Entries taken from a collection
· · · · · · ·

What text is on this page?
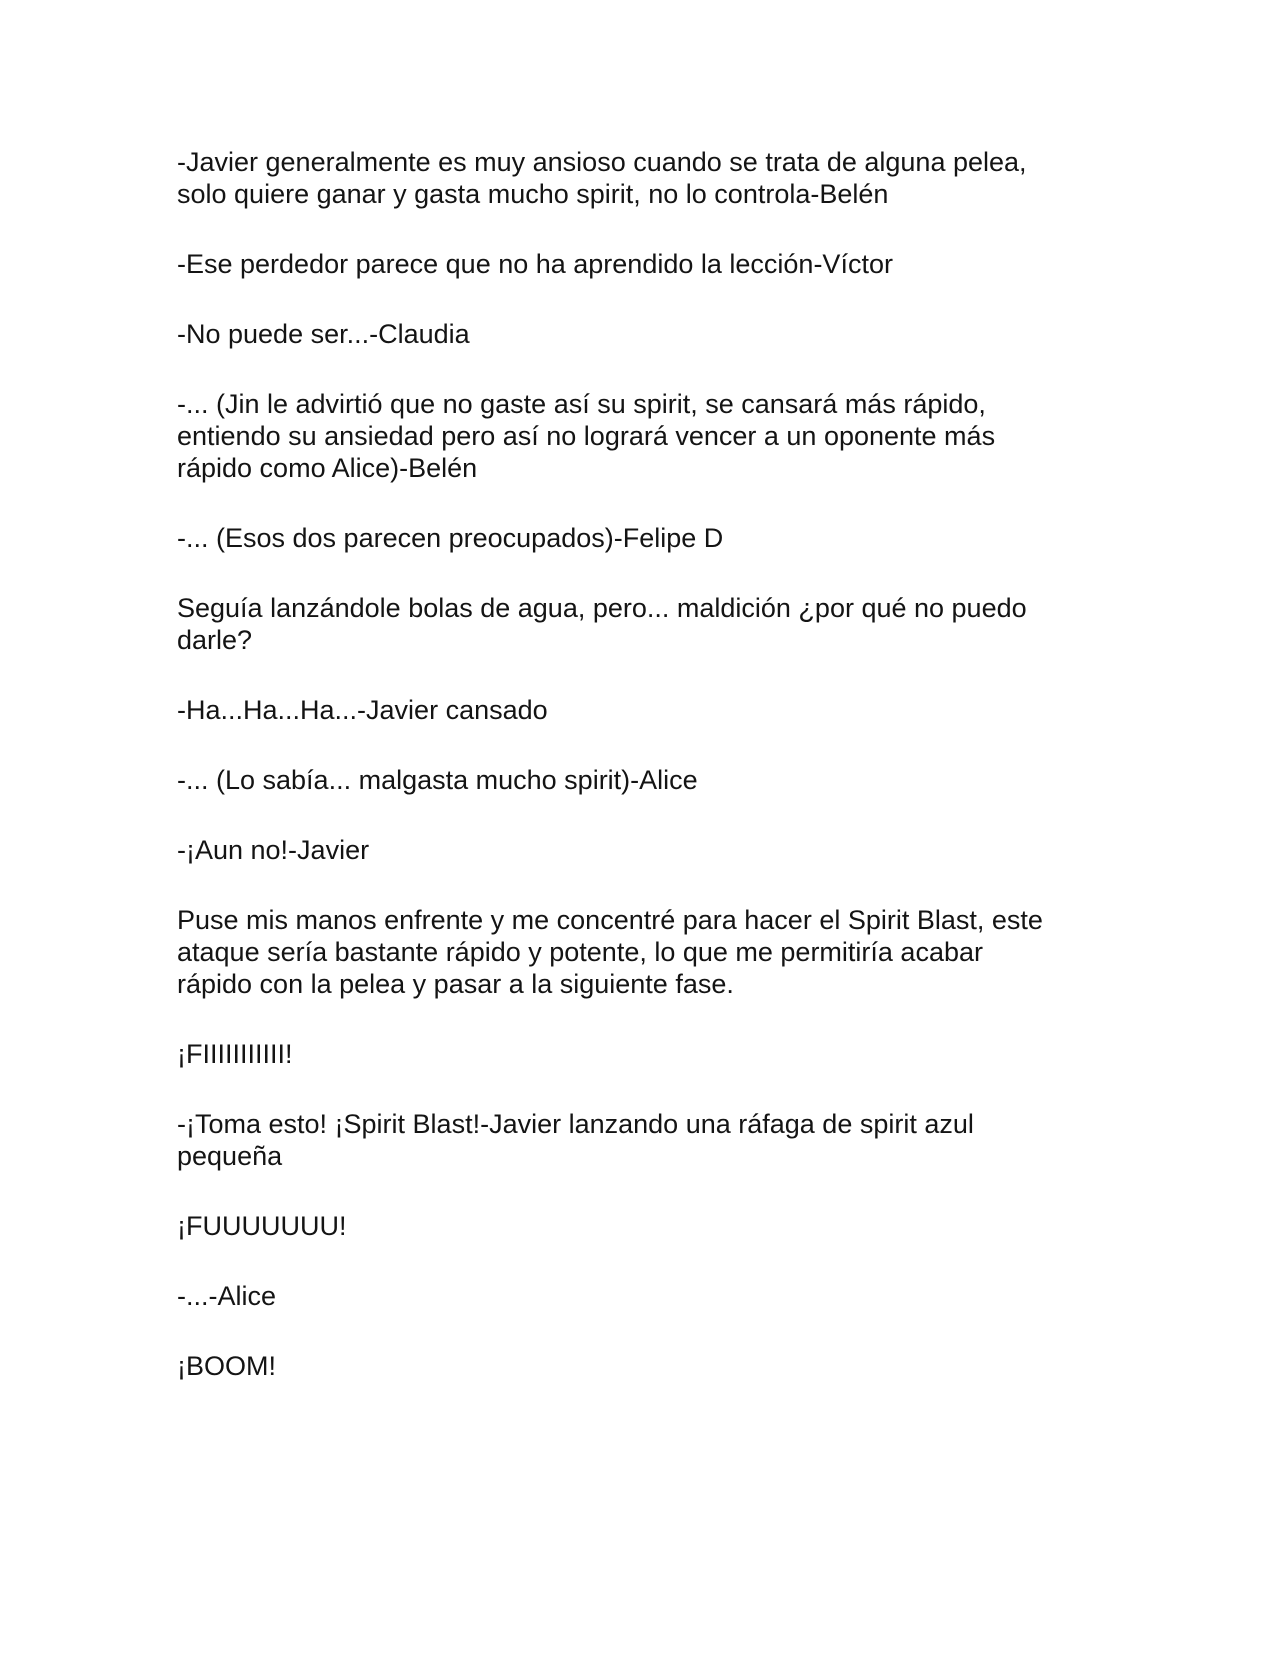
-Javier generalmente es muy ansioso cuando se trata de alguna pelea,
solo quiere ganar y gasta mucho spirit, no lo controla-Belén

-Ese perdedor parece que no ha aprendido la lección-Víctor

-No puede ser...-Claudia

-... (Jin le advirtió que no gaste así su spirit, se cansará más rápido,
entiendo su ansiedad pero así no logrará vencer a un oponente más
rápido como Alice)-Belén

-... (Esos dos parecen preocupados)-Felipe D

Seguía lanzándole bolas de agua, pero... maldición ¿por qué no puedo
darle?

-Ha...Ha...Ha...-Javier cansado

-... (Lo sabía... malgasta mucho spirit)-Alice

-¡Aun no!-Javier

Puse mis manos enfrente y me concentré para hacer el Spirit Blast, este
ataque sería bastante rápido y potente, lo que me permitiría acabar
rápido con la pelea y pasar a la siguiente fase.

¡FIIIIIIIIIII!

-¡Toma esto! ¡Spirit Blast!-Javier lanzando una ráfaga de spirit azul
pequeña

¡FUUUUUUU!

-...-Alice

¡BOOM!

· · · · · · ·

> [EXERCISE DETAILS] Reply with one number only: the count of lines in the entries that contain "pero".

> [SOLUTION FOR THIS PROBLEM] 2